BEGIN

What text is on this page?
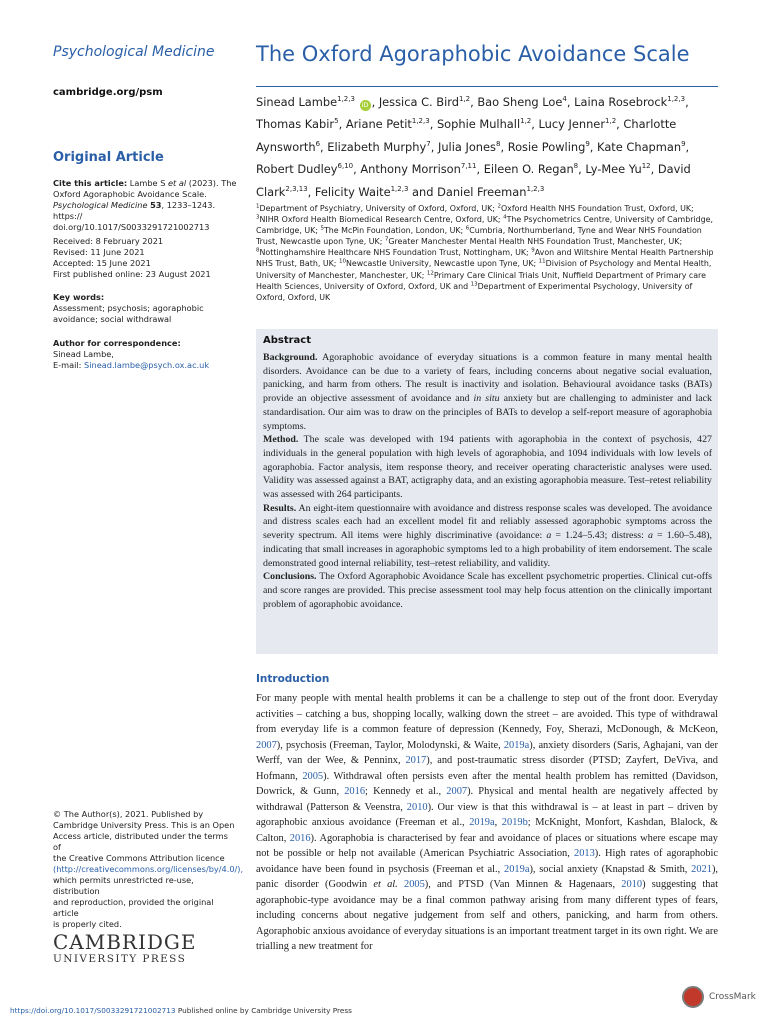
Psychological Medicine
cambridge.org/psm
Original Article
Cite this article: Lambe S et al (2023). The Oxford Agoraphobic Avoidance Scale. Psychological Medicine 53, 1233–1243. https:// doi.org/10.1017/S0033291721002713
Received: 8 February 2021
Revised: 11 June 2021
Accepted: 15 June 2021
First published online: 23 August 2021
Key words:
Assessment; psychosis; agoraphobic
avoidance; social withdrawal
Author for correspondence:
Sinead Lambe,
E-mail: Sinead.lambe@psych.ox.ac.uk
© The Author(s), 2021. Published by
Cambridge University Press. This is an Open
Access article, distributed under the terms of
the Creative Commons Attribution licence
(http://creativecommons.org/licenses/by/4.0/),
which permits unrestricted re-use, distribution
and reproduction, provided the original article
is properly cited.
CAMBRIDGE
UNIVERSITY PRESS
The Oxford Agoraphobic Avoidance Scale
Sinead Lambe$^{1,2,3}$ iD , Jessica C. Bird$^{1,2}$, Bao Sheng Loe$^4$, Laina Rosebrock$^{1,2,3}$, Thomas Kabir$^5$, Ariane Petit$^{1,2,3}$, Sophie Mulhall$^{1,2}$, Lucy Jenner$^{1,2}$, Charlotte Aynsworth$^6$, Elizabeth Murphy$^7$, Julia Jones$^8$, Rosie Powling$^9$, Kate Chapman$^9$, Robert Dudley$^{6,10}$, Anthony Morrison$^{7,11}$, Eileen O. Regan$^8$, Ly-Mee Yu$^{12}$, David Clark$^{2,3,13}$, Felicity Waite$^{1,2,3}$ and Daniel Freeman$^{1,2,3}$
$^1$Department of Psychiatry, University of Oxford, Oxford, UK; $^2$Oxford Health NHS Foundation Trust, Oxford, UK; $^3$NIHR Oxford Health Biomedical Research Centre, Oxford, UK; $^4$The Psychometrics Centre, University of Cambridge, Cambridge, UK; $^5$The McPin Foundation, London, UK; $^6$Cumbria, Northumberland, Tyne and Wear NHS Foundation Trust, Newcastle upon Tyne, UK; $^7$Greater Manchester Mental Health NHS Foundation Trust, Manchester, UK; $^8$Nottinghamshire Healthcare NHS Foundation Trust, Nottingham, UK; $^9$Avon and Wiltshire Mental Health Partnership NHS Trust, Bath, UK; $^{10}$Newcastle University, Newcastle upon Tyne, UK; $^{11}$Division of Psychology and Mental Health, University of Manchester, Manchester, UK; $^{12}$Primary Care Clinical Trials Unit, Nuffield Department of Primary care Health Sciences, University of Oxford, Oxford, UK and $^{13}$Department of Experimental Psychology, University of Oxford, Oxford, UK
Abstract

Background. Agoraphobic avoidance of everyday situations is a common feature in many mental health disorders. Avoidance can be due to a variety of fears, including concerns about negative social evaluation, panicking, and harm from others. The result is inactivity and isolation. Behavioural avoidance tasks (BATs) provide an objective assessment of avoidance and in situ anxiety but are challenging to administer and lack standardisation. Our aim was to draw on the principles of BATs to develop a self-report measure of agoraphobia symptoms.

Method. The scale was developed with 194 patients with agoraphobia in the context of psychosis, 427 individuals in the general population with high levels of agoraphobia, and 1094 individuals with low levels of agoraphobia. Factor analysis, item response theory, and receiver operating characteristic analyses were used. Validity was assessed against a BAT, actigraphy data, and an existing agoraphobia measure. Test–retest reliability was assessed with 264 participants.

Results. An eight-item questionnaire with avoidance and distress response scales was developed. The avoidance and distress scales each had an excellent model fit and reliably assessed agoraphobic symptoms across the severity spectrum. All items were highly discriminative (avoidance: a = 1.24–5.43; distress: a = 1.60–5.48), indicating that small increases in agoraphobic symptoms led to a high probability of item endorsement. The scale demonstrated good internal reliability, test–retest reliability, and validity.

Conclusions. The Oxford Agoraphobic Avoidance Scale has excellent psychometric properties. Clinical cut-offs and score ranges are provided. This precise assessment tool may help focus attention on the clinically important problem of agoraphobic avoidance.

Introduction

For many people with mental health problems it can be a challenge to step out of the front door. Everyday activities – catching a bus, shopping locally, walking down the street – are avoided. This type of withdrawal from everyday life is a common feature of depression (Kennedy, Foy, Sherazi, McDonough, & McKeon, 2007), psychosis (Freeman, Taylor, Molodynski, & Waite, 2019a), anxiety disorders (Saris, Aghajani, van der Werff, van der Wee, & Penninx, 2017), and post-traumatic stress disorder (PTSD; Zayfert, DeViva, and Hofmann, 2005). Withdrawal often persists even after the mental health problem has remitted (Davidson, Dowrick, & Gunn, 2016; Kennedy et al., 2007). Physical and mental health are negatively affected by withdrawal (Patterson & Veenstra, 2010). Our view is that this withdrawal is – at least in part – driven by agoraphobic anxious avoidance (Freeman et al., 2019a, 2019b; McKnight, Monfort, Kashdan, Blalock, & Calton, 2016). Agoraphobia is characterised by fear and avoidance of places or situations where escape may not be possible or help not available (American Psychiatric Association, 2013). High rates of agoraphobic avoidance have been found in psychosis (Freeman et al., 2019a), social anxiety (Knapstad & Smith, 2021), panic disorder (Goodwin et al. 2005), and PTSD (Van Minnen & Hagenaars, 2010) suggesting that agoraphobic-type avoidance may be a final common pathway arising from many different types of fears, including concerns about negative judgement from self and others, panicking, and harm from others. Agoraphobic anxious avoidance of everyday situations is an important treatment target in its own right. We are trialling a new treatment for

https://doi.org/10.1017/S0033291721002713 Published online by Cambridge University Press
CrossMark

END

Reproduce each entry precisely, dropping only the pictures.

▸ **PROBLEM SOLUTION**:
What text is on this page?
Psychological Medicine
cambridge.org/psm
Original Article
Cite this article: Lambe S et al (2023). The Oxford Agoraphobic Avoidance Scale. Psychological Medicine 53, 1233–1243. https:// doi.org/10.1017/S0033291721002713
Received: 8 February 2021
Revised: 11 June 2021
Accepted: 15 June 2021
First published online: 23 August 2021
Key words:
Assessment; psychosis; agoraphobic
avoidance; social withdrawal
Author for correspondence:
Sinead Lambe,
E-mail: Sinead.lambe@psych.ox.ac.uk
© The Author(s), 2021. Published by
Cambridge University Press. This is an Open
Access article, distributed under the terms of
the Creative Commons Attribution licence
(http://creativecommons.org/licenses/by/4.0/),
which permits unrestricted re-use, distribution
and reproduction, provided the original article
is properly cited.
CAMBRIDGE
UNIVERSITY PRESS
The Oxford Agoraphobic Avoidance Scale
Sinead Lambe$^{1,2,3}$ iD , Jessica C. Bird$^{1,2}$, Bao Sheng Loe$^4$, Laina Rosebrock$^{1,2,3}$, Thomas Kabir$^5$, Ariane Petit$^{1,2,3}$, Sophie Mulhall$^{1,2}$, Lucy Jenner$^{1,2}$, Charlotte Aynsworth$^6$, Elizabeth Murphy$^7$, Julia Jones$^8$, Rosie Powling$^9$, Kate Chapman$^9$, Robert Dudley$^{6,10}$, Anthony Morrison$^{7,11}$, Eileen O. Regan$^8$, Ly-Mee Yu$^{12}$, David Clark$^{2,3,13}$, Felicity Waite$^{1,2,3}$ and Daniel Freeman$^{1,2,3}$
$^1$Department of Psychiatry, University of Oxford, Oxford, UK; $^2$Oxford Health NHS Foundation Trust, Oxford, UK; $^3$NIHR Oxford Health Biomedical Research Centre, Oxford, UK; $^4$The Psychometrics Centre, University of Cambridge, Cambridge, UK; $^5$The McPin Foundation, London, UK; $^6$Cumbria, Northumberland, Tyne and Wear NHS Foundation Trust, Newcastle upon Tyne, UK; $^7$Greater Manchester Mental Health NHS Foundation Trust, Manchester, UK; $^8$Nottinghamshire Healthcare NHS Foundation Trust, Nottingham, UK; $^9$Avon and Wiltshire Mental Health Partnership NHS Trust, Bath, UK; $^{10}$Newcastle University, Newcastle upon Tyne, UK; $^{11}$Division of Psychology and Mental Health, University of Manchester, Manchester, UK; $^{12}$Primary Care Clinical Trials Unit, Nuffield Department of Primary care Health Sciences, University of Oxford, Oxford, UK and $^{13}$Department of Experimental Psychology, University of Oxford, Oxford, UK
Abstract

Background. Agoraphobic avoidance of everyday situations is a common feature in many mental health disorders. Avoidance can be due to a variety of fears, including concerns about negative social evaluation, panicking, and harm from others. The result is inactivity and isolation. Behavioural avoidance tasks (BATs) provide an objective assessment of avoidance and in situ anxiety but are challenging to administer and lack standardisation. Our aim was to draw on the principles of BATs to develop a self-report measure of agoraphobia symptoms.

Method. The scale was developed with 194 patients with agoraphobia in the context of psychosis, 427 individuals in the general population with high levels of agoraphobia, and 1094 individuals with low levels of agoraphobia. Factor analysis, item response theory, and receiver operating characteristic analyses were used. Validity was assessed against a BAT, actigraphy data, and an existing agoraphobia measure. Test–retest reliability was assessed with 264 participants.

Results. An eight-item questionnaire with avoidance and distress response scales was developed. The avoidance and distress scales each had an excellent model fit and reliably assessed agoraphobic symptoms across the severity spectrum. All items were highly discriminative (avoidance: a = 1.24–5.43; distress: a = 1.60–5.48), indicating that small increases in agoraphobic symptoms led to a high probability of item endorsement. The scale demonstrated good internal reliability, test–retest reliability, and validity.

Conclusions. The Oxford Agoraphobic Avoidance Scale has excellent psychometric properties. Clinical cut-offs and score ranges are provided. This precise assessment tool may help focus attention on the clinically important problem of agoraphobic avoidance.

Introduction

For many people with mental health problems it can be a challenge to step out of the front door. Everyday activities – catching a bus, shopping locally, walking down the street – are avoided. This type of withdrawal from everyday life is a common feature of depression (Kennedy, Foy, Sherazi, McDonough, & McKeon, 2007), psychosis (Freeman, Taylor, Molodynski, & Waite, 2019a), anxiety disorders (Saris, Aghajani, van der Werff, van der Wee, & Penninx, 2017), and post-traumatic stress disorder (PTSD; Zayfert, DeViva, and Hofmann, 2005). Withdrawal often persists even after the mental health problem has remitted (Davidson, Dowrick, & Gunn, 2016; Kennedy et al., 2007). Physical and mental health are negatively affected by withdrawal (Patterson & Veenstra, 2010). Our view is that this withdrawal is – at least in part – driven by agoraphobic anxious avoidance (Freeman et al., 2019a, 2019b; McKnight, Monfort, Kashdan, Blalock, & Calton, 2016). Agoraphobia is characterised by fear and avoidance of places or situations where escape may not be possible or help not available (American Psychiatric Association, 2013). High rates of agoraphobic avoidance have been found in psychosis (Freeman et al., 2019a), social anxiety (Knapstad & Smith, 2021), panic disorder (Goodwin et al. 2005), and PTSD (Van Minnen & Hagenaars, 2010) suggesting that agoraphobic-type avoidance may be a final common pathway arising from many different types of fears, including concerns about negative judgement from self and others, panicking, and harm from others. Agoraphobic anxious avoidance of everyday situations is an important treatment target in its own right. We are trialling a new treatment for

https://doi.org/10.1017/S0033291721002713 Published online by Cambridge University Press
CrossMark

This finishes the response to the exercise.